Give every entry again, word for word.
## Begin WORKING DATA
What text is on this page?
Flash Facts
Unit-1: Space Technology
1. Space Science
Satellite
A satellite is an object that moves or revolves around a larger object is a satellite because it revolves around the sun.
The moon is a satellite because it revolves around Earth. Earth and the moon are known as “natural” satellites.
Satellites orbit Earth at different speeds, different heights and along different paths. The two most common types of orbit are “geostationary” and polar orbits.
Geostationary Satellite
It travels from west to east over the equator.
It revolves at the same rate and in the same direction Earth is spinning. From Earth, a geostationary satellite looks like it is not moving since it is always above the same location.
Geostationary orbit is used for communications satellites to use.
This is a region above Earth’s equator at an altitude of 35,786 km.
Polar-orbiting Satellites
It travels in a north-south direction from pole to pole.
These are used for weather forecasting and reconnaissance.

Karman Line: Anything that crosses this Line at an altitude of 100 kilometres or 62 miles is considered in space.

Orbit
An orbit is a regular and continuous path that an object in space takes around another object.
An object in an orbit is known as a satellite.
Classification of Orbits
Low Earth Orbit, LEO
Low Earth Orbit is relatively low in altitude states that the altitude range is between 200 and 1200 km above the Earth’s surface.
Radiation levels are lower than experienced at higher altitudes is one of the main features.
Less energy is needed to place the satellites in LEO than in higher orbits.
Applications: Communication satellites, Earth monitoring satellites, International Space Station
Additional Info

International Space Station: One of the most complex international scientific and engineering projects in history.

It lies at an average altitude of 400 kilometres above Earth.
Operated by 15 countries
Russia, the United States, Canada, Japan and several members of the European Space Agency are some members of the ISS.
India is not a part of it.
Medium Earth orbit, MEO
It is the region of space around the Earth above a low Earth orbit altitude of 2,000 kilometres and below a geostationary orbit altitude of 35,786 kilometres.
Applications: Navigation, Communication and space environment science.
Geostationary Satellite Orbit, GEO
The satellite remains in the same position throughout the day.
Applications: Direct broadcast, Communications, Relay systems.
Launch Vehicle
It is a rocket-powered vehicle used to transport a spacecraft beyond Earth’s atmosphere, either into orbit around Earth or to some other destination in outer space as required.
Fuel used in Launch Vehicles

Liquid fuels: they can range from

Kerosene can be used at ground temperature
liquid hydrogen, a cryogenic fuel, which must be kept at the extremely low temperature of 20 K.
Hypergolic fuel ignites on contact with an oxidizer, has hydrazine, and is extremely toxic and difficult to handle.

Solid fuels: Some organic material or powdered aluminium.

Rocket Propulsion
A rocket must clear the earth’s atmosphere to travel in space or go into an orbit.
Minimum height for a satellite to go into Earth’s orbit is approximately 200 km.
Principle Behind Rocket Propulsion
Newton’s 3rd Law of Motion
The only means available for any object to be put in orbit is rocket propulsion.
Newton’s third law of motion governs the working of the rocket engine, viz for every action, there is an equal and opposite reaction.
## End WORKING DATA
- [COMPLETED EXERCISE]
What text is on this page?
Flash Facts
Unit-1: Space Technology
1. Space Science
Satellite
A satellite is an object that moves or revolves around a larger object is a satellite because it revolves around the sun.
The moon is a satellite because it revolves around Earth. Earth and the moon are known as “natural” satellites.
Satellites orbit Earth at different speeds, different heights and along different paths. The two most common types of orbit are “geostationary” and polar orbits.
Geostationary Satellite
It travels from west to east over the equator.
It revolves at the same rate and in the same direction Earth is spinning. From Earth, a geostationary satellite looks like it is not moving since it is always above the same location.
Geostationary orbit is used for communications satellites to use.
This is a region above Earth’s equator at an altitude of 35,786 km.
Polar-orbiting Satellites
It travels in a north-south direction from pole to pole.
These are used for weather forecasting and reconnaissance.

Karman Line: Anything that crosses this Line at an altitude of 100 kilometres or 62 miles is considered in space.

Orbit
An orbit is a regular and continuous path that an object in space takes around another object.
An object in an orbit is known as a satellite.
Classification of Orbits
Low Earth Orbit, LEO
Low Earth Orbit is relatively low in altitude states that the altitude range is between 200 and 1200 km above the Earth’s surface.
Radiation levels are lower than experienced at higher altitudes is one of the main features.
Less energy is needed to place the satellites in LEO than in higher orbits.
Applications: Communication satellites, Earth monitoring satellites, International Space Station
Additional Info

International Space Station: One of the most complex international scientific and engineering projects in history.

It lies at an average altitude of 400 kilometres above Earth.
Operated by 15 countries
Russia, the United States, Canada, Japan and several members of the European Space Agency are some members of the ISS.
India is not a part of it.
Medium Earth orbit, MEO
It is the region of space around the Earth above a low Earth orbit altitude of 2,000 kilometres and below a geostationary orbit altitude of 35,786 kilometres.
Applications: Navigation, Communication and space environment science.
Geostationary Satellite Orbit, GEO
The satellite remains in the same position throughout the day.
Applications: Direct broadcast, Communications, Relay systems.
Launch Vehicle
It is a rocket-powered vehicle used to transport a spacecraft beyond Earth’s atmosphere, either into orbit around Earth or to some other destination in outer space as required.
Fuel used in Launch Vehicles

Liquid fuels: they can range from

Kerosene can be used at ground temperature
liquid hydrogen, a cryogenic fuel, which must be kept at the extremely low temperature of 20 K.
Hypergolic fuel ignites on contact with an oxidizer, has hydrazine, and is extremely toxic and difficult to handle.

Solid fuels: Some organic material or powdered aluminium.

Rocket Propulsion
A rocket must clear the earth’s atmosphere to travel in space or go into an orbit.
Minimum height for a satellite to go into Earth’s orbit is approximately 200 km.
Principle Behind Rocket Propulsion
Newton’s 3rd Law of Motion
The only means available for any object to be put in orbit is rocket propulsion.
Newton’s third law of motion governs the working of the rocket engine, viz for every action, there is an equal and opposite reaction.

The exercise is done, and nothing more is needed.